PROBLEM DESCRIPTION>
Repeat every entry word for word, skipping the pictures.

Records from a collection
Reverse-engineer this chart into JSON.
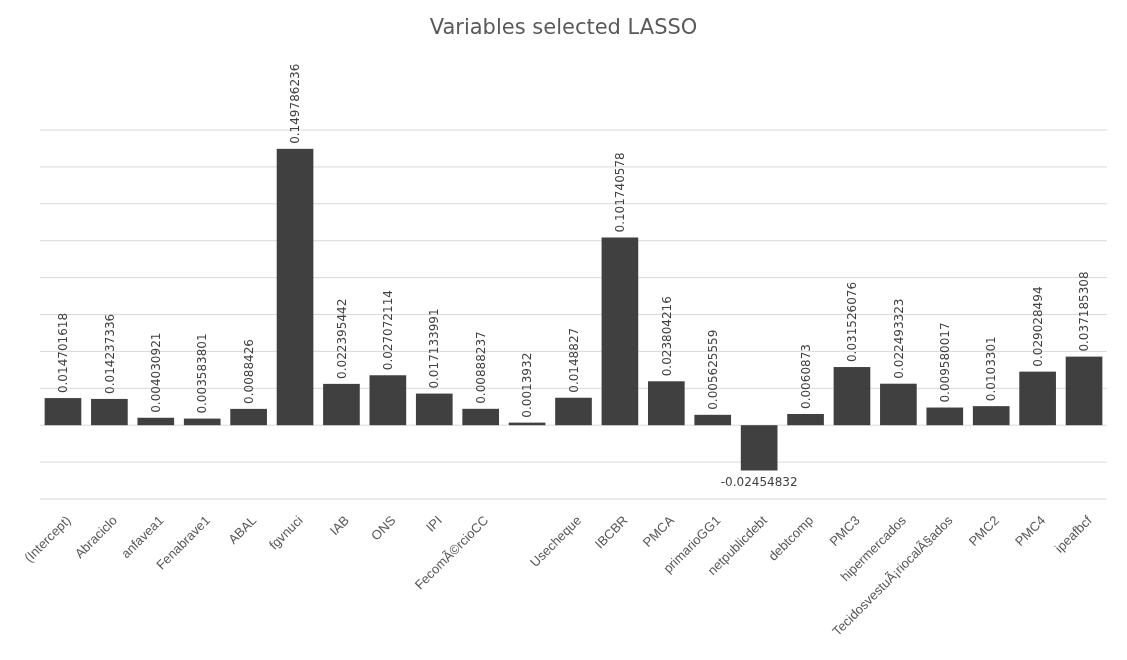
{
  "chart_data": {
    "type": "bar",
    "title": "Variables selected LASSO",
    "categories": [
      "(Intercept)",
      "Abraciclo",
      "anfavea1",
      "Fenabrave1",
      "ABAL",
      "fgvnuci",
      "IAB",
      "ONS",
      "IPI",
      "FecomÃ©rcioCC",
      null,
      "Usecheque",
      "IBCBR",
      "PMCA",
      "primarioGG1",
      "netpublicdebt",
      "debtcomp",
      "PMC3",
      "hipermercados",
      "TecidosvestuÃ¡riocalÃ§ados",
      "PMC2",
      "PMC4",
      "ipeafbcf"
    ],
    "values": [
      0.014701618,
      0.014237336,
      0.004030921,
      0.003583801,
      0.0088426,
      0.149786236,
      0.022395442,
      0.027072114,
      0.017133991,
      0.00888237,
      0.0013932,
      0.0148827,
      0.101740578,
      0.023804216,
      0.005625559,
      -0.02454832,
      0.0060873,
      0.031526076,
      0.022493323,
      0.009580017,
      0.0103301,
      0.029028494,
      0.037185308
    ],
    "color": "#404040",
    "ylim": [
      -0.04,
      0.16
    ],
    "yticks": [
      {
        "value": -0.04,
        "label": null
      },
      {
        "value": -0.02,
        "label": null
      },
      {
        "value": 0,
        "label": null
      },
      {
        "value": 0.02,
        "label": null
      },
      {
        "value": 0.04,
        "label": null
      },
      {
        "value": 0.06,
        "label": null
      },
      {
        "value": 0.08,
        "label": null
      },
      {
        "value": 0.1,
        "label": null
      },
      {
        "value": 0.12,
        "label": null
      },
      {
        "value": 0.14,
        "label": null
      },
      {
        "value": 0.16,
        "label": null
      }
    ],
    "tick_labels": "x",
    "grid": "y",
    "data_labels": true
  }
}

EXERCISE RESULT>
Reverse-engineer this chart into JSON.
{
  "chart_data": {
    "type": "bar",
    "title": "Variables selected LASSO",
    "categories": [
      "(Intercept)",
      "Abraciclo",
      "anfavea1",
      "Fenabrave1",
      "ABAL",
      "fgvnuci",
      "IAB",
      "ONS",
      "IPI",
      "FecomÃ©rcioCC",
      null,
      "Usecheque",
      "IBCBR",
      "PMCA",
      "primarioGG1",
      "netpublicdebt",
      "debtcomp",
      "PMC3",
      "hipermercados",
      "TecidosvestuÃ¡riocalÃ§ados",
      "PMC2",
      "PMC4",
      "ipeafbcf"
    ],
    "values": [
      0.014701618,
      0.014237336,
      0.004030921,
      0.003583801,
      0.0088426,
      0.149786236,
      0.022395442,
      0.027072114,
      0.017133991,
      0.00888237,
      0.0013932,
      0.0148827,
      0.101740578,
      0.023804216,
      0.005625559,
      -0.02454832,
      0.0060873,
      0.031526076,
      0.022493323,
      0.009580017,
      0.0103301,
      0.029028494,
      0.037185308
    ],
    "color": "#404040",
    "ylim": [
      -0.04,
      0.16
    ],
    "yticks": [
      {
        "value": -0.04,
        "label": null
      },
      {
        "value": -0.02,
        "label": null
      },
      {
        "value": 0,
        "label": null
      },
      {
        "value": 0.02,
        "label": null
      },
      {
        "value": 0.04,
        "label": null
      },
      {
        "value": 0.06,
        "label": null
      },
      {
        "value": 0.08,
        "label": null
      },
      {
        "value": 0.1,
        "label": null
      },
      {
        "value": 0.12,
        "label": null
      },
      {
        "value": 0.14,
        "label": null
      },
      {
        "value": 0.16,
        "label": null
      }
    ],
    "tick_labels": "x",
    "grid": "y",
    "data_labels": true
  }
}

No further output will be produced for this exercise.